Work instructions.
• 1. List every profession the son mentions when he talks about what he would or wouldn't want to become in the passage below.
• 2. Summarize the passage below in two sentences.
• 3. Please copy the stretch of the passage below from "RHM: Okay, what’s" through "they plant them?".

Exercise text.
....
And this time I lost.

It started with the Red-Headed Menace and I talking about, of all things, his birthday wish list which included Princeton Review Study Guides. (For perspective, he’s only a sophomore. Obsessive, much?) Since he hadn’t said which review guides, I joked that I could get him the GRE guide, or the MCAT guide.

“I don’t want to be a doctor. I would be a lousy doctor.” (I agreed.) “I’d make a good scientist or a good lawyer. Maybe I should become a patent attorney because it’s so cutthroat. I have a friend with both parents who are patent attorneys, and he says they say it’s absolutely brutal.”*

So then we’re off…

RHM: Okay, what law is involved in phone wires? Wait, let me guess… zoning law.
Mom: Also FCC regulations, I think.
RHM: Okay, what’s the law involved in that tree on our fence?
Mom: I don’t know — nuisance law?
RHM: Okay… what if the tree drops fruit in the neighbors’ yard? Whose fruit is it?
Mom: Theirs.
RHM: Aha! Then what if is genetically modified fruit? What about the seeds? Can they plant them?
Mom: If it’s genetically modified fruit, then you are Monsanto Corporation and will likely sue the pants off them.
Mom: You do know that you have no idea whether I actually know what I am talking about or are lying through my teeth to you, right?
RHM: True…Okay… what about this old clock?
Mom: I can’t say about that clock specifically, but clock designs generally are covered by copyright.
RHM: This peanut butter?
Mom: I’m sure the FDA has lawyers on staff.
RHM: And if it has salmonella, then there would be lawsuits. Okay, what about that cactus? [Indicates the potted cactus he asked for and got for his tenth birthday.]
Mom: ….
Mom: ….
Mom: Okay, you stumped me.

I can’t tell if I am more annoyed that I lost the argument, or proud that he didn’t. And, more to the point, that he wanted to have it in the first place.

*The the fact that he wishes to be in a cutthroat profession says far too much about his personality.
....
Information provided.
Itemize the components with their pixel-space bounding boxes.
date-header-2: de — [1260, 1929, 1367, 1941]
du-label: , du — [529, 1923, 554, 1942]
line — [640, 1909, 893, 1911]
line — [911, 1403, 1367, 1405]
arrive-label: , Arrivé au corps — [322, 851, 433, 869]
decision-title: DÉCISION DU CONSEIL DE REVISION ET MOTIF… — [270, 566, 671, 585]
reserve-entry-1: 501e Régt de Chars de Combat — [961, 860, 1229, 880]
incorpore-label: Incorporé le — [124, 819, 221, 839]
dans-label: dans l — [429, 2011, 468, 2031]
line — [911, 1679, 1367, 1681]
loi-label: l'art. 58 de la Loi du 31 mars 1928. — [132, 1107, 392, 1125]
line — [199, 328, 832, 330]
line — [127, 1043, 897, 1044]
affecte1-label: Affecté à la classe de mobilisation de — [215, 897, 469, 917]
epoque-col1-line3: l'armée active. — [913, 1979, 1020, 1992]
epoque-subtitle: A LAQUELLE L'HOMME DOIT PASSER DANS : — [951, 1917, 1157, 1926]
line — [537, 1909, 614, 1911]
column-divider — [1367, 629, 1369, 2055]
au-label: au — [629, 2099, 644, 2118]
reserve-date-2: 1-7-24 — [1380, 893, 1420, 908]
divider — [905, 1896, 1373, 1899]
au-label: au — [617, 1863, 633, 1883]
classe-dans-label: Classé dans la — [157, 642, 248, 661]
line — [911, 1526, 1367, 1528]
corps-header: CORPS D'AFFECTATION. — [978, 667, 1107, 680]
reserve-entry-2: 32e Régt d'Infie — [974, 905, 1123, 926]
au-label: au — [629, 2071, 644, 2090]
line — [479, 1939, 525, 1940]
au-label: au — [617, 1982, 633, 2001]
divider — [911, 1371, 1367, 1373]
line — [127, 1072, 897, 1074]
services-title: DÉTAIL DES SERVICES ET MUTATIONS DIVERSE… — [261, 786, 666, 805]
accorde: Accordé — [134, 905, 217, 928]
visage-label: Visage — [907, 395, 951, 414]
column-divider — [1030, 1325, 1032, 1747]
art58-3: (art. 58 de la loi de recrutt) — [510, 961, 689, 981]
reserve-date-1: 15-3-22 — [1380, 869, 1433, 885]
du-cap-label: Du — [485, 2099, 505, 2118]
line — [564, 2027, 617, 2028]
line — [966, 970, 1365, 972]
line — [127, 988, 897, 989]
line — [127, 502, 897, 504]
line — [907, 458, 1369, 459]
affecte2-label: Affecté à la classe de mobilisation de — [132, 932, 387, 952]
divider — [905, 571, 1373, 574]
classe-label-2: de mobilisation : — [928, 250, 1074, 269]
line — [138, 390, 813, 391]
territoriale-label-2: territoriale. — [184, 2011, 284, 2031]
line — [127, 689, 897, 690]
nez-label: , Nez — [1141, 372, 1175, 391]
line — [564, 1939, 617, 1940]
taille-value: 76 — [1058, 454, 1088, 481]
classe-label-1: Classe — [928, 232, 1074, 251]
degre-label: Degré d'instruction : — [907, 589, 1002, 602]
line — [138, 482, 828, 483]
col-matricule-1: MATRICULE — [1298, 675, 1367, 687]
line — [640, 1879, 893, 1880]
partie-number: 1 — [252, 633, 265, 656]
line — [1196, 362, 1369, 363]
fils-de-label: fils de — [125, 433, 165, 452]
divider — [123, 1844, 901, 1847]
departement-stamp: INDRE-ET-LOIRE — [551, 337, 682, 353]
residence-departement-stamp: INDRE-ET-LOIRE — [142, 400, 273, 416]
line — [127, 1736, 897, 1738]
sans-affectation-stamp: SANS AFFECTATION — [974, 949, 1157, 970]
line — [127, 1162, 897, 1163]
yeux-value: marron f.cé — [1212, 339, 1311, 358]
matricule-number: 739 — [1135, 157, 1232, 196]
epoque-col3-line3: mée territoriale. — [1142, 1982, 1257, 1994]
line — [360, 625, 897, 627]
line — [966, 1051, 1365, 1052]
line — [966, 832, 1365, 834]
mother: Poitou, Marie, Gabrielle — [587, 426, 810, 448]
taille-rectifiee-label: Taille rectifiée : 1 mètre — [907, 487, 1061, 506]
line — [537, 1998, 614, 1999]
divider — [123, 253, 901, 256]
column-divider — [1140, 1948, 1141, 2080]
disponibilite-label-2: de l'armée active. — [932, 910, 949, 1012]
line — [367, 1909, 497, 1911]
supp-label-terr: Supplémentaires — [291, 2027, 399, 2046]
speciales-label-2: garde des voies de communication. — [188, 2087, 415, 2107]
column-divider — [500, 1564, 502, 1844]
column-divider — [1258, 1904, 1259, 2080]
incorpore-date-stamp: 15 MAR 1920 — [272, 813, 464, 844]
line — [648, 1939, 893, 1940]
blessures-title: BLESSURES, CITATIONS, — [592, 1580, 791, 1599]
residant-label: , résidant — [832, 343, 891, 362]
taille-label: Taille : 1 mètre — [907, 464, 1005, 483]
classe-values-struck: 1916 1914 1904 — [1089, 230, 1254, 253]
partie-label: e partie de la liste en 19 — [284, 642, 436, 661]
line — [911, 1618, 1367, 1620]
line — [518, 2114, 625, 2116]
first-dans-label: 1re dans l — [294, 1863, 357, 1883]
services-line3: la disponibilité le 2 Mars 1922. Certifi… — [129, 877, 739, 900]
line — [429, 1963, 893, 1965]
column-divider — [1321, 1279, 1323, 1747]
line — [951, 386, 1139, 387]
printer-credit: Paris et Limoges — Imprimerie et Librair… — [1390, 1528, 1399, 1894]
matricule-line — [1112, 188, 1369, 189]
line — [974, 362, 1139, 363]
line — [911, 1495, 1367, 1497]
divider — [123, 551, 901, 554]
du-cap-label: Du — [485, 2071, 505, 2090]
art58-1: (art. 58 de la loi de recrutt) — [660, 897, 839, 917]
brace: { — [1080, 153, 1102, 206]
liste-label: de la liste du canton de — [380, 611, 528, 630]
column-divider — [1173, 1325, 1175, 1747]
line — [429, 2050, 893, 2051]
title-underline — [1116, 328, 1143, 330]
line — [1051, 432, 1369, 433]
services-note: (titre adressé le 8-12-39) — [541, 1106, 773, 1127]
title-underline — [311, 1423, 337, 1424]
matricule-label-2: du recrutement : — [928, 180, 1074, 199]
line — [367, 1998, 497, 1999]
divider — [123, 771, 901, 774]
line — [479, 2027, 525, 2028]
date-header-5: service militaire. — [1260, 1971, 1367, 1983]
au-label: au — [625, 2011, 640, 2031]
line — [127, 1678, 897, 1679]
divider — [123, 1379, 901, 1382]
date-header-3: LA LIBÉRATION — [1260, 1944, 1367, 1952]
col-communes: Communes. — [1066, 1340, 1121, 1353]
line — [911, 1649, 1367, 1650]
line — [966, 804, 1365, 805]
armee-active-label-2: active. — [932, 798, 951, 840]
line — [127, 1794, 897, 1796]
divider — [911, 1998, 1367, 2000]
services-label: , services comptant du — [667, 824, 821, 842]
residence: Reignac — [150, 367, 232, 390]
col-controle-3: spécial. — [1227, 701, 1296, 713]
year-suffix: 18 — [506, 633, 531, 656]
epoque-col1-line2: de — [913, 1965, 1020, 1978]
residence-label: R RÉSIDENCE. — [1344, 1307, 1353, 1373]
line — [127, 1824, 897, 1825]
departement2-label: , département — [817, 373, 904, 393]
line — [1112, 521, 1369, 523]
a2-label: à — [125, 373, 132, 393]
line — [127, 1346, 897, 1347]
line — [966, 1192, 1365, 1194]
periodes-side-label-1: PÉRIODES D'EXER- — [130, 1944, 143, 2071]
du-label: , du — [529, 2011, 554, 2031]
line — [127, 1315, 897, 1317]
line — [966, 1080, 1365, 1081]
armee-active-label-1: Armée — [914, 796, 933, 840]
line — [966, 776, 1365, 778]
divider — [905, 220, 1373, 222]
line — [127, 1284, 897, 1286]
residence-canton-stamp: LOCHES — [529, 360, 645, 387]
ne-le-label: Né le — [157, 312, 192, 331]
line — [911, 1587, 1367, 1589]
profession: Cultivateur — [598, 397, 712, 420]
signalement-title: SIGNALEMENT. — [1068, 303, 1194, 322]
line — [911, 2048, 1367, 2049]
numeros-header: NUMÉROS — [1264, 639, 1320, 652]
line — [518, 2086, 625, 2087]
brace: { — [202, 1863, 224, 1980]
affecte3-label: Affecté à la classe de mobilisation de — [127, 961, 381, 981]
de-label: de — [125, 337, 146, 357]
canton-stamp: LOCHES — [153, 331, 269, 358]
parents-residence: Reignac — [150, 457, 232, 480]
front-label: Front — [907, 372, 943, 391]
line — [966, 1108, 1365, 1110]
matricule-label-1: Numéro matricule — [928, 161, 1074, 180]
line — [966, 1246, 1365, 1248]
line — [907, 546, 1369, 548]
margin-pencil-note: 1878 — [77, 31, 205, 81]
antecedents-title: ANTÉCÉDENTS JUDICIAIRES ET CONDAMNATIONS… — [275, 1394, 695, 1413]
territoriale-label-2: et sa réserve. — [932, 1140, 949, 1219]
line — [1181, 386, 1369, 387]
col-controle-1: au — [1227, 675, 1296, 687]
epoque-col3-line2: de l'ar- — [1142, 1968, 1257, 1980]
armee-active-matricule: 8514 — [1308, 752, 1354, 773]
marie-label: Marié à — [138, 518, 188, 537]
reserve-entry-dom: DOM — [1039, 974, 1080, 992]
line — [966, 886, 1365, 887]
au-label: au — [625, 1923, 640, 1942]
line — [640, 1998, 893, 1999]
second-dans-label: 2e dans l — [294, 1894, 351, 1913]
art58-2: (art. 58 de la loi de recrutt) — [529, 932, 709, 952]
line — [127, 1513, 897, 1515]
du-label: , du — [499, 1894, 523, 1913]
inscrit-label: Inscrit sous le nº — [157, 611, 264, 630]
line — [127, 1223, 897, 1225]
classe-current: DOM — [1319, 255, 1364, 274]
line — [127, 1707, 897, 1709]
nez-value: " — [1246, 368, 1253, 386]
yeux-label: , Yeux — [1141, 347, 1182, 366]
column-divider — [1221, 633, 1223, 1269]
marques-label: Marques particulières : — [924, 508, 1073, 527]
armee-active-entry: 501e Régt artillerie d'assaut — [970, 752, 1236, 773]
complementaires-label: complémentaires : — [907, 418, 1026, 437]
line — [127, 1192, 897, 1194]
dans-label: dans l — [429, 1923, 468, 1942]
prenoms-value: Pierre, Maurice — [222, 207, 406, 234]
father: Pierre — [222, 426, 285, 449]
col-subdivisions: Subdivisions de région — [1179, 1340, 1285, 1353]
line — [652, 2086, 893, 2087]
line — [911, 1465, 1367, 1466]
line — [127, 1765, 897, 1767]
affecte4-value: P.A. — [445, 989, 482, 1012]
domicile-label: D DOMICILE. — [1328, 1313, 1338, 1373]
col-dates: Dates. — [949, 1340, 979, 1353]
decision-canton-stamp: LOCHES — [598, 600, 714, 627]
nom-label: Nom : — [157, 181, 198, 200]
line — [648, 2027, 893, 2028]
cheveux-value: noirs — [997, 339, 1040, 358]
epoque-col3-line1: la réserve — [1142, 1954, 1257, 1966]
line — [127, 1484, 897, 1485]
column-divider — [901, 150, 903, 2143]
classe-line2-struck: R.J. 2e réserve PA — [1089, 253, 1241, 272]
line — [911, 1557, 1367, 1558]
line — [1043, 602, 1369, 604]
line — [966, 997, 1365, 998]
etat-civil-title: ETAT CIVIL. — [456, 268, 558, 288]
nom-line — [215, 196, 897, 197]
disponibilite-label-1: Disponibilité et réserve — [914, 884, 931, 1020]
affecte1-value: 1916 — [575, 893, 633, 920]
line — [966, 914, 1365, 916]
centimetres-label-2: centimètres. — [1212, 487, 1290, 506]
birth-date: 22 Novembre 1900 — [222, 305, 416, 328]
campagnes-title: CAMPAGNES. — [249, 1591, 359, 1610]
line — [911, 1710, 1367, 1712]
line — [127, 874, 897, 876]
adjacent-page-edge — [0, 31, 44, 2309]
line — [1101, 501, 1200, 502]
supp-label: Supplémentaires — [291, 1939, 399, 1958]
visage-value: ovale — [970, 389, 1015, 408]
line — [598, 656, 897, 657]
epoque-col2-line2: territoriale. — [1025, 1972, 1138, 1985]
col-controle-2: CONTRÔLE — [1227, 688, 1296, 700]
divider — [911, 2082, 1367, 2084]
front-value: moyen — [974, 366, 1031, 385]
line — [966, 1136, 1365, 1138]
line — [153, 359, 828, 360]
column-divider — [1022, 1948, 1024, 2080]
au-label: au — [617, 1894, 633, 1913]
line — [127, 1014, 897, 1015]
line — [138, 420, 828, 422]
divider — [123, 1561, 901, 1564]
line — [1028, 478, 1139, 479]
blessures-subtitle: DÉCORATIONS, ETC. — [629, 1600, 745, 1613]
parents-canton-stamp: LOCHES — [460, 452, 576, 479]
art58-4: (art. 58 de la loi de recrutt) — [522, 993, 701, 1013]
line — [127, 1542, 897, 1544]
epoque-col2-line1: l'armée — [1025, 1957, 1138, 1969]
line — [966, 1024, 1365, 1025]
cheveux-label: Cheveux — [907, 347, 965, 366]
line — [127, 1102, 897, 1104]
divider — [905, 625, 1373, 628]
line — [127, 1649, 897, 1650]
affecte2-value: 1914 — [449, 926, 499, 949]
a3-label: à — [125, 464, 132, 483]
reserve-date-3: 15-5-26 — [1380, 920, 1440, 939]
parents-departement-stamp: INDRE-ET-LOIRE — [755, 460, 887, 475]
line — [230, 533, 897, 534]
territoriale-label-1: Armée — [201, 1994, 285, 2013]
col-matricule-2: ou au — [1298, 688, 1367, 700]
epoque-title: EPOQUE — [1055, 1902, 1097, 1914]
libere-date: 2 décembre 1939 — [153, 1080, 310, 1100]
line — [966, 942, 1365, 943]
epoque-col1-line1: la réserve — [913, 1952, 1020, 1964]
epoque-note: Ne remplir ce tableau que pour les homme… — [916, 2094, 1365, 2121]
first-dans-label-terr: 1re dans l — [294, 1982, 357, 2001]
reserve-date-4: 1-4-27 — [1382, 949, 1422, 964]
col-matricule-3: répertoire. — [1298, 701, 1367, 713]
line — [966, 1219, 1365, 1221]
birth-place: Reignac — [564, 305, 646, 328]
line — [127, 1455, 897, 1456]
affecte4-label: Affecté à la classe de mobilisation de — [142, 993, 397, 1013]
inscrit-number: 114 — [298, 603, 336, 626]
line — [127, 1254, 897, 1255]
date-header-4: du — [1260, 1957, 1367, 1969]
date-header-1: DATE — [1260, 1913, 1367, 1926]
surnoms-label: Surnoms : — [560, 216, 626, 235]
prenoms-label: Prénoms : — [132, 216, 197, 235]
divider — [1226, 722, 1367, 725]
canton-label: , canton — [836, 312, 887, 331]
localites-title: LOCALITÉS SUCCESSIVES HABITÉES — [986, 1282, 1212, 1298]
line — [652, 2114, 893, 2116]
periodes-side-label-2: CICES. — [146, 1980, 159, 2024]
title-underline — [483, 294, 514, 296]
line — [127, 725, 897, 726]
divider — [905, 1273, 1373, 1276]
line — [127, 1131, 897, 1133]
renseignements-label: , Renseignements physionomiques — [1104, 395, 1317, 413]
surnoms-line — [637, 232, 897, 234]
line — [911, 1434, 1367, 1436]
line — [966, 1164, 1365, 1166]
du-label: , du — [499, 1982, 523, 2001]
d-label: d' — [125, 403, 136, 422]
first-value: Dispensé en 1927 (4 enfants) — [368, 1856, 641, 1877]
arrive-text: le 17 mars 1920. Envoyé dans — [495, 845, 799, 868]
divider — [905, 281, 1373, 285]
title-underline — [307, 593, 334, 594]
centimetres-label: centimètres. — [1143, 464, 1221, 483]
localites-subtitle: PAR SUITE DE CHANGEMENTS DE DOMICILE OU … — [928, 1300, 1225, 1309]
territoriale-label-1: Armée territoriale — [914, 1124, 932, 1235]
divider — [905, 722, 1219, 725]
....
Answers provided.
• 1. doctor, scientist, lawyer, patent attorney

• 2. A mother and her son, the Red-Headed Menace, start out talking about his birthday wish list, and he says he would make a good scientist or lawyer, maybe a patent attorney because that field is so cutthroat. He then quizzes her on the law involved in one thing after another around them until a potted cactus stumps her, and she can't tell whether she is more annoyed that she lost or proud that he didn't.

• 3.
RHM: Okay, what’s the law involved in that tree on our fence?
Mom: I don’t know — nuisance law?
RHM: Okay… what if the tree drops fruit in the neighbors’ yard? Whose fruit is it?
Mom: Theirs.
RHM: Aha! Then what if is genetically modified fruit? What about the seeds? Can they plant them?